### DATA PROVIDED
--------------------

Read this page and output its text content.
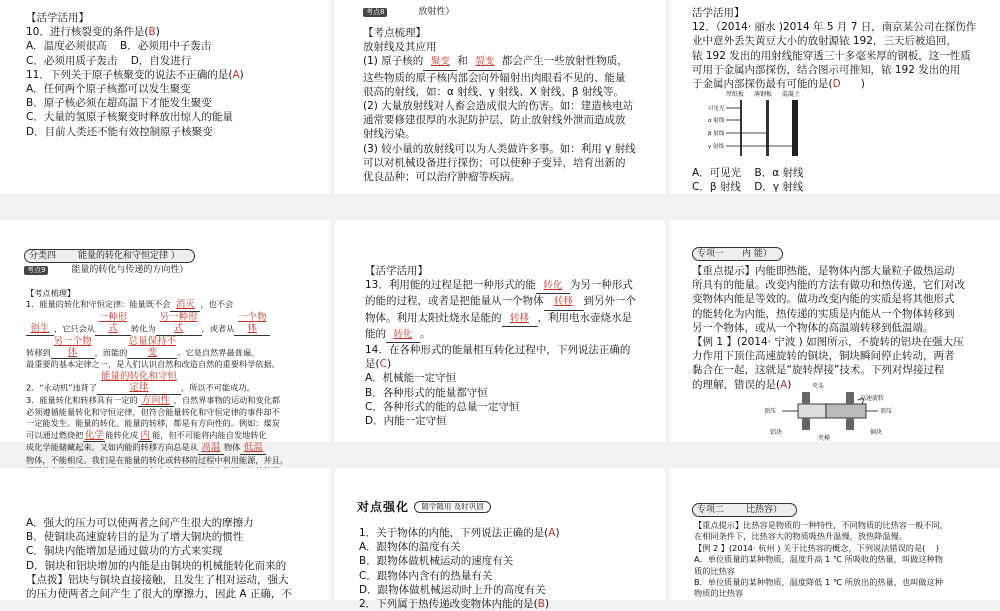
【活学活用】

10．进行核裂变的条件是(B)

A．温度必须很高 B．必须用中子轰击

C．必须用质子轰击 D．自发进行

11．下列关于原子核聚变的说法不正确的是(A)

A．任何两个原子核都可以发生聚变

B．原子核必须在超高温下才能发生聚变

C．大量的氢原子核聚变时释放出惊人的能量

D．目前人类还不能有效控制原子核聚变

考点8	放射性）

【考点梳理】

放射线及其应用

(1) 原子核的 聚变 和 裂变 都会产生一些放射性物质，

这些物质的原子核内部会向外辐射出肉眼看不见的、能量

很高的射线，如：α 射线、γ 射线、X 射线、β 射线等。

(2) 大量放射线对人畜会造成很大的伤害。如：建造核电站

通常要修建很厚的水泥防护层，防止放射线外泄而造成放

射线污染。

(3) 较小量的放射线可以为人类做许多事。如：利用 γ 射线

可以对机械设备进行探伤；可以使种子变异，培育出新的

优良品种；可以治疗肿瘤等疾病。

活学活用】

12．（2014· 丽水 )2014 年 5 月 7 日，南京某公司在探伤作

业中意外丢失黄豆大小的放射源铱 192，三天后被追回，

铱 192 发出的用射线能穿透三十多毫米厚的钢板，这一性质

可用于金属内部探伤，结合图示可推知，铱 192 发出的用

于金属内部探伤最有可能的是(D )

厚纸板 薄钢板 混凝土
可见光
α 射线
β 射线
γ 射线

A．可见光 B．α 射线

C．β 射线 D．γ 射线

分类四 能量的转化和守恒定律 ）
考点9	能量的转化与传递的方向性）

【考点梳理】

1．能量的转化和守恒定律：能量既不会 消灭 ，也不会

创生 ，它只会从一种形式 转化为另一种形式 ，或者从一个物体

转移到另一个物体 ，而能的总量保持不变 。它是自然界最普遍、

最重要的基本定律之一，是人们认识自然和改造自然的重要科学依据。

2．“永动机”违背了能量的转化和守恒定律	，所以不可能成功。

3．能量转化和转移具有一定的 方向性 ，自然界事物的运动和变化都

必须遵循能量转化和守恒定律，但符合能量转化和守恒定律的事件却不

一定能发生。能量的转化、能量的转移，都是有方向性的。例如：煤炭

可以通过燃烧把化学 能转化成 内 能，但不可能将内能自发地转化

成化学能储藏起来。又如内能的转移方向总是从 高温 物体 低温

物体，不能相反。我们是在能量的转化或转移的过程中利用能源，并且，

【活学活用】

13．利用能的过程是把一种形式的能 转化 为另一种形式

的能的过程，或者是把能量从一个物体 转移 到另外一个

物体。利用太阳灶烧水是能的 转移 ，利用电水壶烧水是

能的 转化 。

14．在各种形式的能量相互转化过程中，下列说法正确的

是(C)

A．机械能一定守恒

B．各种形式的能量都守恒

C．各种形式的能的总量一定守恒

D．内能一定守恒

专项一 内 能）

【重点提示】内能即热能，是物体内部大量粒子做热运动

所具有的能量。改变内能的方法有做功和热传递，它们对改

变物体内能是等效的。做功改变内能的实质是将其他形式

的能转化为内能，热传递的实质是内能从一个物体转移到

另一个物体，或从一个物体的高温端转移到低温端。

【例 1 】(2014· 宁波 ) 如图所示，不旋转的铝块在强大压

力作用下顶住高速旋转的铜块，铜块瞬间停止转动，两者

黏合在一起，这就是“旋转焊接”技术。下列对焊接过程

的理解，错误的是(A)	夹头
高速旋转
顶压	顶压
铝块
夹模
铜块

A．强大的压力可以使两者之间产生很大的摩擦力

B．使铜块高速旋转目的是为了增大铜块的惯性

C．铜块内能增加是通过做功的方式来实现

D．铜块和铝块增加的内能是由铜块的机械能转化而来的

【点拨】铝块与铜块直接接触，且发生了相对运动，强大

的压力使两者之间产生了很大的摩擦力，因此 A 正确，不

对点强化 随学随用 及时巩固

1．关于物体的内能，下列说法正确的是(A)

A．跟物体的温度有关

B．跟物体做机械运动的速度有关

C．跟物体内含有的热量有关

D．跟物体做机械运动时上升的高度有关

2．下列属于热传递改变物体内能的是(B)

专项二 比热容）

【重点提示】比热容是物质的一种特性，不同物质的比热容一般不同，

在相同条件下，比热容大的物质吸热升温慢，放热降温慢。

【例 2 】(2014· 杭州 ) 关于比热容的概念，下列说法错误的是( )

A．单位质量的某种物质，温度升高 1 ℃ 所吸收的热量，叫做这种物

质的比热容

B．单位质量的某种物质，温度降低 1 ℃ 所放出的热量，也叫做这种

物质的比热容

--------------------

### SHORT PROBLEM
All the lines above are to be given again exactly as they read, with the pictures removed.

### RESPONSE
Read this page and output its text content.
【活学活用】

10．进行核裂变的条件是(B)

A．温度必须很高 B．必须用中子轰击

C．必须用质子轰击 D．自发进行

11．下列关于原子核聚变的说法不正确的是(A)

A．任何两个原子核都可以发生聚变

B．原子核必须在超高温下才能发生聚变

C．大量的氢原子核聚变时释放出惊人的能量

D．目前人类还不能有效控制原子核聚变

考点8	放射性）

【考点梳理】

放射线及其应用

(1) 原子核的 聚变 和 裂变 都会产生一些放射性物质，

这些物质的原子核内部会向外辐射出肉眼看不见的、能量

很高的射线，如：α 射线、γ 射线、X 射线、β 射线等。

(2) 大量放射线对人畜会造成很大的伤害。如：建造核电站

通常要修建很厚的水泥防护层，防止放射线外泄而造成放

射线污染。

(3) 较小量的放射线可以为人类做许多事。如：利用 γ 射线

可以对机械设备进行探伤；可以使种子变异，培育出新的

优良品种；可以治疗肿瘤等疾病。

活学活用】

12．（2014· 丽水 )2014 年 5 月 7 日，南京某公司在探伤作

业中意外丢失黄豆大小的放射源铱 192，三天后被追回，

铱 192 发出的用射线能穿透三十多毫米厚的钢板，这一性质

可用于金属内部探伤，结合图示可推知，铱 192 发出的用

于金属内部探伤最有可能的是(D )

厚纸板 薄钢板 混凝土
可见光
α 射线
β 射线
γ 射线

A．可见光 B．α 射线

C．β 射线 D．γ 射线

分类四 能量的转化和守恒定律 ）
考点9	能量的转化与传递的方向性）

【考点梳理】

1．能量的转化和守恒定律：能量既不会 消灭 ，也不会

创生 ，它只会从一种形式 转化为另一种形式 ，或者从一个物体

转移到另一个物体 ，而能的总量保持不变 。它是自然界最普遍、

最重要的基本定律之一，是人们认识自然和改造自然的重要科学依据。

2．“永动机”违背了能量的转化和守恒定律	，所以不可能成功。

3．能量转化和转移具有一定的 方向性 ，自然界事物的运动和变化都

必须遵循能量转化和守恒定律，但符合能量转化和守恒定律的事件却不

一定能发生。能量的转化、能量的转移，都是有方向性的。例如：煤炭

可以通过燃烧把化学 能转化成 内 能，但不可能将内能自发地转化

成化学能储藏起来。又如内能的转移方向总是从 高温 物体 低温

物体，不能相反。我们是在能量的转化或转移的过程中利用能源，并且，

【活学活用】

13．利用能的过程是把一种形式的能 转化 为另一种形式

的能的过程，或者是把能量从一个物体 转移 到另外一个

物体。利用太阳灶烧水是能的 转移 ，利用电水壶烧水是

能的 转化 。

14．在各种形式的能量相互转化过程中，下列说法正确的

是(C)

A．机械能一定守恒

B．各种形式的能量都守恒

C．各种形式的能的总量一定守恒

D．内能一定守恒

专项一 内 能）

【重点提示】内能即热能，是物体内部大量粒子做热运动

所具有的能量。改变内能的方法有做功和热传递，它们对改

变物体内能是等效的。做功改变内能的实质是将其他形式

的能转化为内能，热传递的实质是内能从一个物体转移到

另一个物体，或从一个物体的高温端转移到低温端。

【例 1 】(2014· 宁波 ) 如图所示，不旋转的铝块在强大压

力作用下顶住高速旋转的铜块，铜块瞬间停止转动，两者

黏合在一起，这就是“旋转焊接”技术。下列对焊接过程

的理解，错误的是(A)	夹头
高速旋转
顶压	顶压
铝块
夹模
铜块

A．强大的压力可以使两者之间产生很大的摩擦力

B．使铜块高速旋转目的是为了增大铜块的惯性

C．铜块内能增加是通过做功的方式来实现

D．铜块和铝块增加的内能是由铜块的机械能转化而来的

【点拨】铝块与铜块直接接触，且发生了相对运动，强大

的压力使两者之间产生了很大的摩擦力，因此 A 正确，不

对点强化 随学随用 及时巩固

1．关于物体的内能，下列说法正确的是(A)

A．跟物体的温度有关

B．跟物体做机械运动的速度有关

C．跟物体内含有的热量有关

D．跟物体做机械运动时上升的高度有关

2．下列属于热传递改变物体内能的是(B)

专项二 比热容）

【重点提示】比热容是物质的一种特性，不同物质的比热容一般不同，

在相同条件下，比热容大的物质吸热升温慢，放热降温慢。

【例 2 】(2014· 杭州 ) 关于比热容的概念，下列说法错误的是( )

A．单位质量的某种物质，温度升高 1 ℃ 所吸收的热量，叫做这种物

质的比热容

B．单位质量的某种物质，温度降低 1 ℃ 所放出的热量，也叫做这种

物质的比热容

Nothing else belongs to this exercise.